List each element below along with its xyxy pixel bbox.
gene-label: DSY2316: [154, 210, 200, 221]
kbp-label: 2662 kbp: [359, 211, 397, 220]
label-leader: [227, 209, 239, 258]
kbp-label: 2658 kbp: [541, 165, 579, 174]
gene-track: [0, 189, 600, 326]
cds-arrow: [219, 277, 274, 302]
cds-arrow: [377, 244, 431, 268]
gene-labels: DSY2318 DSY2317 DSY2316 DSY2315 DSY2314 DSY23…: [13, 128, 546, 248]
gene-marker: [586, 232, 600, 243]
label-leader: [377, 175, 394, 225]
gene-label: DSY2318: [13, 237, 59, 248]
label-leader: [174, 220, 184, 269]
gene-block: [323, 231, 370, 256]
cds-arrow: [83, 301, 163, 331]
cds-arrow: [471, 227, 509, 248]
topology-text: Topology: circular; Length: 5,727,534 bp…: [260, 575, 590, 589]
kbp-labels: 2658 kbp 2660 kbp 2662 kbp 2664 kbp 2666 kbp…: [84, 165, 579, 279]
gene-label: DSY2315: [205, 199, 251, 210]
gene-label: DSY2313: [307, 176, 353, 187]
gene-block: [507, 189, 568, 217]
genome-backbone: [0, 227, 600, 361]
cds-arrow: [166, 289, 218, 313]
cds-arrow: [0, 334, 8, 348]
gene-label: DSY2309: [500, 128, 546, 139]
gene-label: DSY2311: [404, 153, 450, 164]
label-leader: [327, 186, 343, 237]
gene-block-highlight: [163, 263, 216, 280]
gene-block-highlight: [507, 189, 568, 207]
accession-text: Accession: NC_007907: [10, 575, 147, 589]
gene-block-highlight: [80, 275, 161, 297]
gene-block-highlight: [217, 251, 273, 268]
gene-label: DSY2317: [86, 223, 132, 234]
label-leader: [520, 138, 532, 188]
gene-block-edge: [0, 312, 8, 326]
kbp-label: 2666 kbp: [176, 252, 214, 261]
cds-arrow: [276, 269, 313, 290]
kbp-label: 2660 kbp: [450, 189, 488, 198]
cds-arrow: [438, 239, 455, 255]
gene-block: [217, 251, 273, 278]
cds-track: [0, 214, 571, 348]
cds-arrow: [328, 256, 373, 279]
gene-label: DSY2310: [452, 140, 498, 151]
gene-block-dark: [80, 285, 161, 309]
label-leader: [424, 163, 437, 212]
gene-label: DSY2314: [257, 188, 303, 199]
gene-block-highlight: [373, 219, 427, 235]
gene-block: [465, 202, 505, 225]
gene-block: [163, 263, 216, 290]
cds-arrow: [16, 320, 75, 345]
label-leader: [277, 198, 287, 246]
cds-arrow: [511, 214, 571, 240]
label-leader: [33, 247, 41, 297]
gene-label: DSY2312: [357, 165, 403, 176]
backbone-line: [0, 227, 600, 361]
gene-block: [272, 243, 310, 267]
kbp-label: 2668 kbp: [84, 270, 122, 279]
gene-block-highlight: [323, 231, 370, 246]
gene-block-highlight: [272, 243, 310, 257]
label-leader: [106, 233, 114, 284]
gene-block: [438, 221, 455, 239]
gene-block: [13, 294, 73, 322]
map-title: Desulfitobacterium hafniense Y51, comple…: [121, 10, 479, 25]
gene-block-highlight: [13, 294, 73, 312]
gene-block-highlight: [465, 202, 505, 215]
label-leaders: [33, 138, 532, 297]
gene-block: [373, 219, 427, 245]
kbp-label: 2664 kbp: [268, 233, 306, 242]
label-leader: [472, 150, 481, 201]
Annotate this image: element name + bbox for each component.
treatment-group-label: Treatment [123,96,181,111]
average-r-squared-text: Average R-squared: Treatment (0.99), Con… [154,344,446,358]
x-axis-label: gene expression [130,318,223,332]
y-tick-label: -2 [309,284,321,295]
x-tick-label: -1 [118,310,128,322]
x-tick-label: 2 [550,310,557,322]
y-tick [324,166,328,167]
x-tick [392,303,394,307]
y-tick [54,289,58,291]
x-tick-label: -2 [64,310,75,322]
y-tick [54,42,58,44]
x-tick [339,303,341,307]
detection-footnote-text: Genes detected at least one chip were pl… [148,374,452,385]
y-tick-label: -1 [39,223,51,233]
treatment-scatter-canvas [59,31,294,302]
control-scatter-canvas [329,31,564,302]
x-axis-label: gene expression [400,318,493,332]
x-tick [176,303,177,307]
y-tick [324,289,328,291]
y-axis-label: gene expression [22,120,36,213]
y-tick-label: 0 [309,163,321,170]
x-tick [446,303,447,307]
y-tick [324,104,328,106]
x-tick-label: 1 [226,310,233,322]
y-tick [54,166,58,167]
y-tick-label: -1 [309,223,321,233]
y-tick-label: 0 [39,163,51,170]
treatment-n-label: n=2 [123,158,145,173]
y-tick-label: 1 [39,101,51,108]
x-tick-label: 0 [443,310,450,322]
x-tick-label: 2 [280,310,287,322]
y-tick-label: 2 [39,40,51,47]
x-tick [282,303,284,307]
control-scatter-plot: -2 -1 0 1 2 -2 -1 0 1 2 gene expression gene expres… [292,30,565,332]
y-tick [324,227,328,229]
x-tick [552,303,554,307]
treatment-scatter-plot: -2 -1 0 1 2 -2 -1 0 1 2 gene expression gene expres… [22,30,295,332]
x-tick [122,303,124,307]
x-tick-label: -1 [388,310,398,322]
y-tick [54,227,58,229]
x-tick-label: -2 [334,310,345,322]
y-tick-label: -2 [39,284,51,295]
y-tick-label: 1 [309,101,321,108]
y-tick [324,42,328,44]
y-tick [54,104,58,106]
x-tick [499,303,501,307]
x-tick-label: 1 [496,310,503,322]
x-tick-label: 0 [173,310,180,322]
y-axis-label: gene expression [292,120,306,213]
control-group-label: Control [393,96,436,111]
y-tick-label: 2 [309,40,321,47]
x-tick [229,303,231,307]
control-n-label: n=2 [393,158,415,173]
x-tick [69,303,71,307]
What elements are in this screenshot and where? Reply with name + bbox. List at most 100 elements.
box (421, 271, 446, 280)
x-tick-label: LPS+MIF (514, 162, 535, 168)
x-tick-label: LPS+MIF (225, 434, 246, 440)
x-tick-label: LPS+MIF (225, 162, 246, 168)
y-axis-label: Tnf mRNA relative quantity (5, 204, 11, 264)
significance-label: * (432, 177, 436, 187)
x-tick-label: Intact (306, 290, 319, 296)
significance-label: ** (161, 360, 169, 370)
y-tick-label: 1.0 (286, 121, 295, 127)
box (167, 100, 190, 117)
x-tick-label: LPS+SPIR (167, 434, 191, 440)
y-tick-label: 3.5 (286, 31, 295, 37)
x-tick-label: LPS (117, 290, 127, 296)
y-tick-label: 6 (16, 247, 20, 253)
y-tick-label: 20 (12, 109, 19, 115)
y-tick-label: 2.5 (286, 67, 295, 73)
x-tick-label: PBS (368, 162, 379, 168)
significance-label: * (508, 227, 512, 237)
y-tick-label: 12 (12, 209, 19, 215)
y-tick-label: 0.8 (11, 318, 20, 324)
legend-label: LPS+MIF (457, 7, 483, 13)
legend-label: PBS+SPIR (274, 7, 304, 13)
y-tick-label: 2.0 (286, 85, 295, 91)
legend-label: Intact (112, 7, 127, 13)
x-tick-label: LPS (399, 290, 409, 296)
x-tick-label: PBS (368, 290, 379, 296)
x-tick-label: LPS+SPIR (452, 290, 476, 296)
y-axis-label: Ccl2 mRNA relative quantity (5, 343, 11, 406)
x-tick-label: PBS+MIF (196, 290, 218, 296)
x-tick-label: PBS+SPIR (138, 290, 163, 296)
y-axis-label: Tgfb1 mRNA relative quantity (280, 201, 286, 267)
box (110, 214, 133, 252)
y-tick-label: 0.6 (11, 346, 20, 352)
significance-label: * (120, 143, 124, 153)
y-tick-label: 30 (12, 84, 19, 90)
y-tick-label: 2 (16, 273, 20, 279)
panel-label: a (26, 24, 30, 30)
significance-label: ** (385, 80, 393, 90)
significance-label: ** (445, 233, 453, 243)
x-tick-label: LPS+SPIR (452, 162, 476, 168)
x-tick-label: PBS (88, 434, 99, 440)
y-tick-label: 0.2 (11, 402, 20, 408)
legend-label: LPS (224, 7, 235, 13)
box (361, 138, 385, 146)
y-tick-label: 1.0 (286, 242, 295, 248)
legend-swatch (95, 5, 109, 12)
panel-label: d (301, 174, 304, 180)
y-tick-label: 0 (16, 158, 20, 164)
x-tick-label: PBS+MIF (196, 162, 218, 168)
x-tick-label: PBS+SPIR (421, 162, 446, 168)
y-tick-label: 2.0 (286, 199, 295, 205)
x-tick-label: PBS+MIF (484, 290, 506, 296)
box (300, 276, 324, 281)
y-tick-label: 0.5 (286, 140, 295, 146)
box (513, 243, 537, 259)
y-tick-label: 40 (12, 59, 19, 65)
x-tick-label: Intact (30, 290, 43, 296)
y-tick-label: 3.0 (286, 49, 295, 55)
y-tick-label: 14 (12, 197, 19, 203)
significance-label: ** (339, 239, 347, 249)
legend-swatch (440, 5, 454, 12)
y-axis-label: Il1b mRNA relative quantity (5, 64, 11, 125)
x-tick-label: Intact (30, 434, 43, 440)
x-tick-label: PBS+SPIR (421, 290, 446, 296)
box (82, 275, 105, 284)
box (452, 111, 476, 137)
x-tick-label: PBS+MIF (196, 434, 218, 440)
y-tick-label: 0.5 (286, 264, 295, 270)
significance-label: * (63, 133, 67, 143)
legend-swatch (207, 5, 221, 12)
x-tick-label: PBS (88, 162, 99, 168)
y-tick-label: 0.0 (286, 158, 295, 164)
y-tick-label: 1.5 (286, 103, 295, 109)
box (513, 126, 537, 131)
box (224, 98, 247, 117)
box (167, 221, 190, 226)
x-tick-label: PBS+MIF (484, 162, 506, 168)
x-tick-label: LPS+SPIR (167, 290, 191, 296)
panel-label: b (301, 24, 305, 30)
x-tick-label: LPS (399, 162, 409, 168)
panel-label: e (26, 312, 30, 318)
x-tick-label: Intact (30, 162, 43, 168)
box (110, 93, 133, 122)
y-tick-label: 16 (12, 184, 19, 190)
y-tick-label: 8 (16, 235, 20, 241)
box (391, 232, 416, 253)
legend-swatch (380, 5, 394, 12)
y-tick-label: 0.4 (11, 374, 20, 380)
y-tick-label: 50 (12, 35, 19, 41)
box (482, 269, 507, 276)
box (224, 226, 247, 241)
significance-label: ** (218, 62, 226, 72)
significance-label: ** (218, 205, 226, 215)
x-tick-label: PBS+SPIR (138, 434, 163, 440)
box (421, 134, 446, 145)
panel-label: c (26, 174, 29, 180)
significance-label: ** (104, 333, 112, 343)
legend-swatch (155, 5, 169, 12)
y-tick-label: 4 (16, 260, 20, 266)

********

Wherever the word "List" appears in a line of the data, copy that line.

List each element below along with its xyxy pixel bbox.
What elements are in this screenshot and where? Reply with name + bbox. List at most 100 elements.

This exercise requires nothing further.